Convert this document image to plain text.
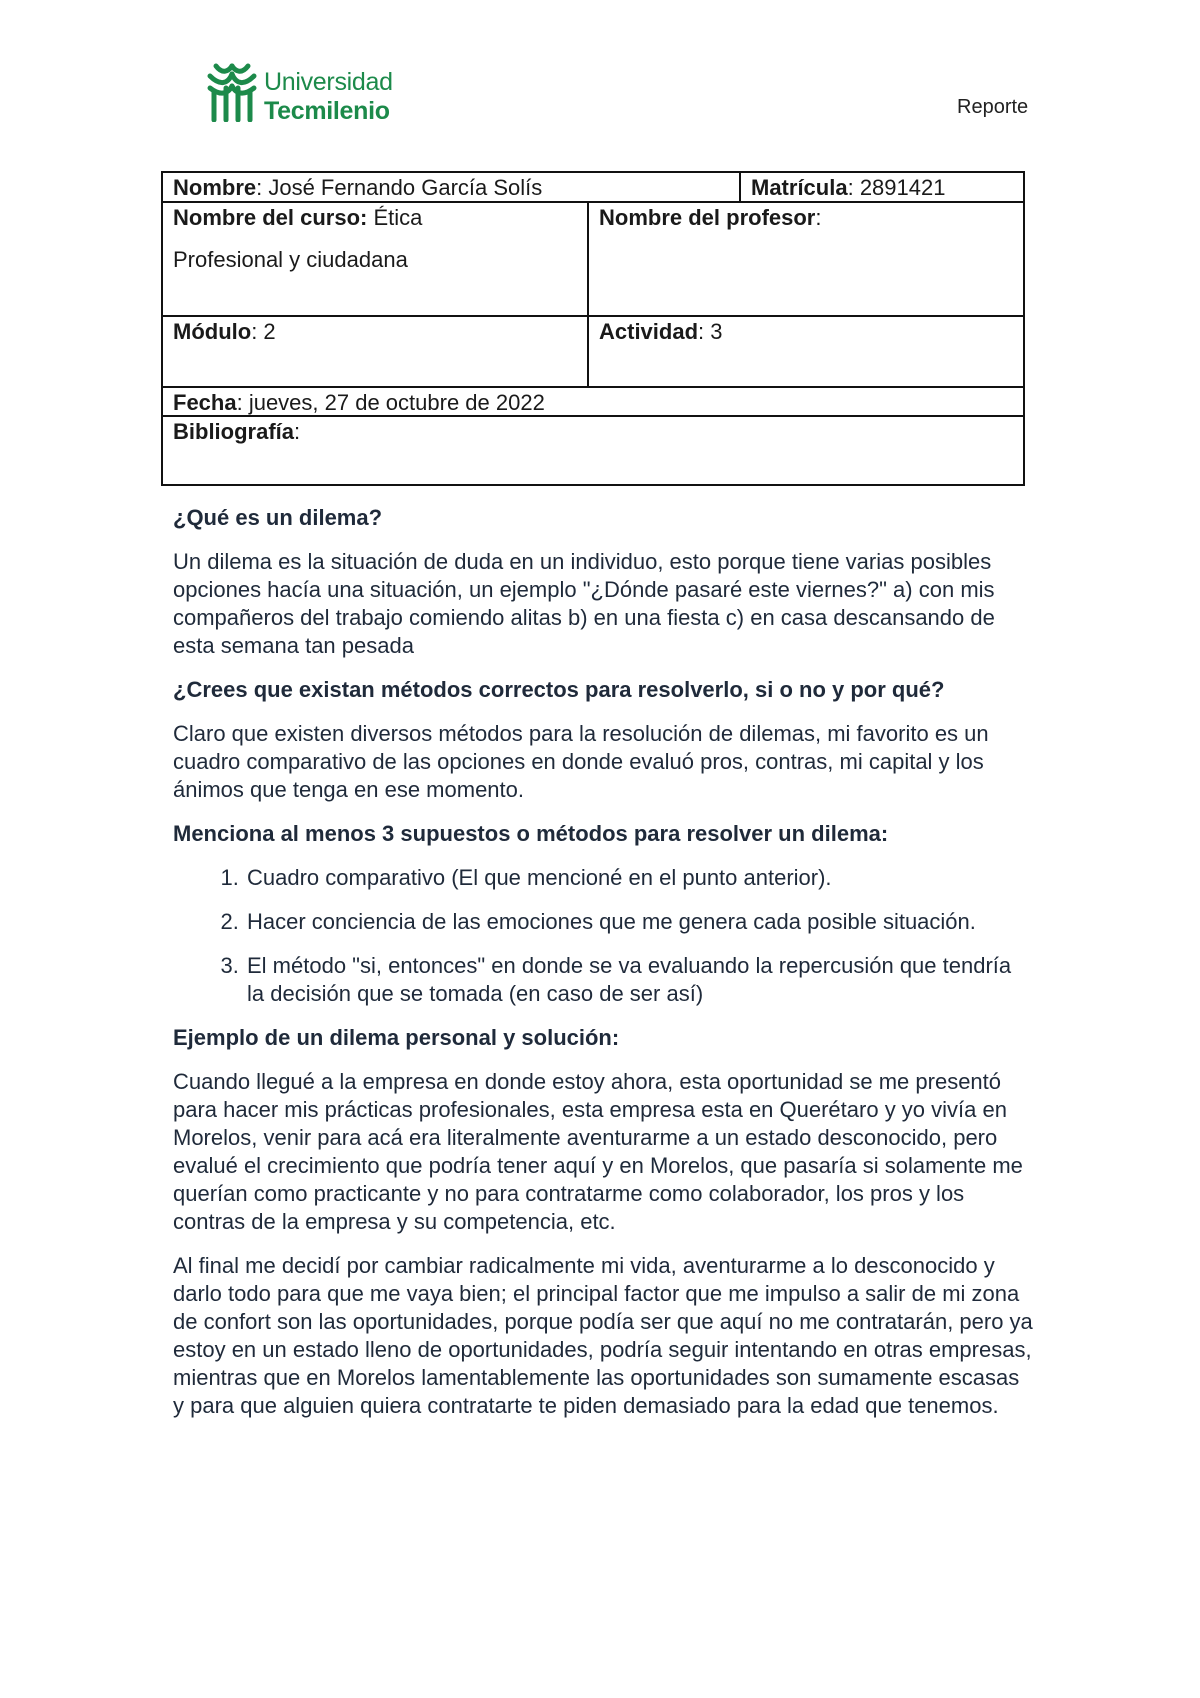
Universidad
Tecmilenio	Reporte
Nombre: José Fernando García Solís	Matrícula: 2891421
Nombre del curso: Ética
Profesional y ciudadana
Nombre del profesor:
Módulo: 2	Actividad: 3
Fecha: jueves, 27 de octubre de 2022
Bibliografía:
¿Qué es un dilema?

Un dilema es la situación de duda en un individuo, esto porque tiene varias posibles opciones hacía una situación, un ejemplo "¿Dónde pasaré este viernes?" a) con mis compañeros del trabajo comiendo alitas b) en una fiesta c) en casa descansando de esta semana tan pesada

¿Crees que existan métodos correctos para resolverlo, si o no y por qué?

Claro que existen diversos métodos para la resolución de dilemas, mi favorito es un cuadro comparativo de las opciones en donde evaluó pros, contras, mi capital y los ánimos que tenga en ese momento.

Menciona al menos 3 supuestos o métodos para resolver un dilema:
1. Cuadro comparativo (El que mencioné en el punto anterior).
2. Hacer conciencia de las emociones que me genera cada posible situación.
3. El método "si, entonces" en donde se va evaluando la repercusión que tendría la decisión que se tomada (en caso de ser así)
Ejemplo de un dilema personal y solución:

Cuando llegué a la empresa en donde estoy ahora, esta oportunidad se me presentó para hacer mis prácticas profesionales, esta empresa esta en Querétaro y yo vivía en Morelos, venir para acá era literalmente aventurarme a un estado desconocido, pero evalué el crecimiento que podría tener aquí y en Morelos, que pasaría si solamente me querían como practicante y no para contratarme como colaborador, los pros y los contras de la empresa y su competencia, etc.

Al final me decidí por cambiar radicalmente mi vida, aventurarme a lo desconocido y darlo todo para que me vaya bien; el principal factor que me impulso a salir de mi zona de confort son las oportunidades, porque podía ser que aquí no me contratarán, pero ya estoy en un estado lleno de oportunidades, podría seguir intentando en otras empresas, mientras que en Morelos lamentablemente las oportunidades son sumamente escasas y para que alguien quiera contratarte te piden demasiado para la edad que tenemos.
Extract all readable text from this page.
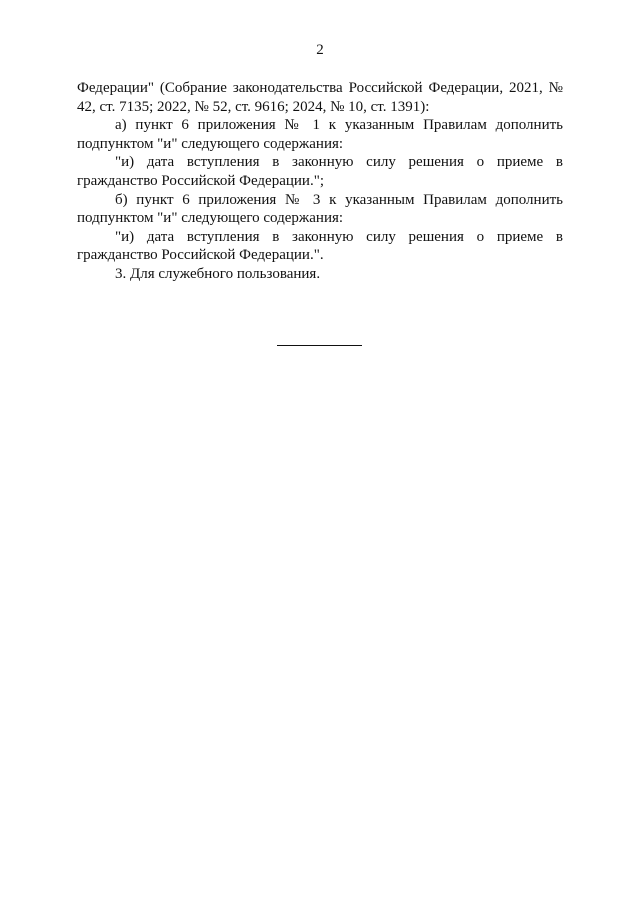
2

Федерации" (Собрание законодательства Российской Федерации, 2021, № 42, ст. 7135; 2022, № 52, ст. 9616; 2024, № 10, ст. 1391):

а) пункт 6 приложения № 1 к указанным Правилам дополнить подпунктом "и" следующего содержания:

"и) дата вступления в законную силу решения о приеме в гражданство Российской Федерации.";

б) пункт 6 приложения № 3 к указанным Правилам дополнить подпунктом "и" следующего содержания:

"и) дата вступления в законную силу решения о приеме в гражданство Российской Федерации.".

3. Для служебного пользования.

======

## What the task asks:
Leave out all pictures, then copy the remaining material exactly.

## Finished exercise:
Convert this document image to plain text.
Universidad
Tecmilenio	Reporte
Nombre: José Fernando García Solís	Matrícula: 2891421
Nombre del curso: Ética
Profesional y ciudadana
Nombre del profesor:
Módulo: 2	Actividad: 3
Fecha: jueves, 27 de octubre de 2022
Bibliografía:
¿Qué es un dilema?

Un dilema es la situación de duda en un individuo, esto porque tiene varias posibles opciones hacía una situación, un ejemplo "¿Dónde pasaré este viernes?" a) con mis compañeros del trabajo comiendo alitas b) en una fiesta c) en casa descansando de esta semana tan pesada

¿Crees que existan métodos correctos para resolverlo, si o no y por qué?

Claro que existen diversos métodos para la resolución de dilemas, mi favorito es un cuadro comparativo de las opciones en donde evaluó pros, contras, mi capital y los ánimos que tenga en ese momento.

Menciona al menos 3 supuestos o métodos para resolver un dilema:
1. Cuadro comparativo (El que mencioné en el punto anterior).
2. Hacer conciencia de las emociones que me genera cada posible situación.
3. El método "si, entonces" en donde se va evaluando la repercusión que tendría la decisión que se tomada (en caso de ser así)
Ejemplo de un dilema personal y solución:

Cuando llegué a la empresa en donde estoy ahora, esta oportunidad se me presentó para hacer mis prácticas profesionales, esta empresa esta en Querétaro y yo vivía en Morelos, venir para acá era literalmente aventurarme a un estado desconocido, pero evalué el crecimiento que podría tener aquí y en Morelos, que pasaría si solamente me querían como practicante y no para contratarme como colaborador, los pros y los contras de la empresa y su competencia, etc.

Al final me decidí por cambiar radicalmente mi vida, aventurarme a lo desconocido y darlo todo para que me vaya bien; el principal factor que me impulso a salir de mi zona de confort son las oportunidades, porque podía ser que aquí no me contratarán, pero ya estoy en un estado lleno de oportunidades, podría seguir intentando en otras empresas, mientras que en Morelos lamentablemente las oportunidades son sumamente escasas y para que alguien quiera contratarte te piden demasiado para la edad que tenemos.
Extract all readable text from this page.
2

Федерации" (Собрание законодательства Российской Федерации, 2021, № 42, ст. 7135; 2022, № 52, ст. 9616; 2024, № 10, ст. 1391):

а) пункт 6 приложения № 1 к указанным Правилам дополнить подпунктом "и" следующего содержания:

"и) дата вступления в законную силу решения о приеме в гражданство Российской Федерации.";

б) пункт 6 приложения № 3 к указанным Правилам дополнить подпунктом "и" следующего содержания:

"и) дата вступления в законную силу решения о приеме в гражданство Российской Федерации.".

3. Для служебного пользования.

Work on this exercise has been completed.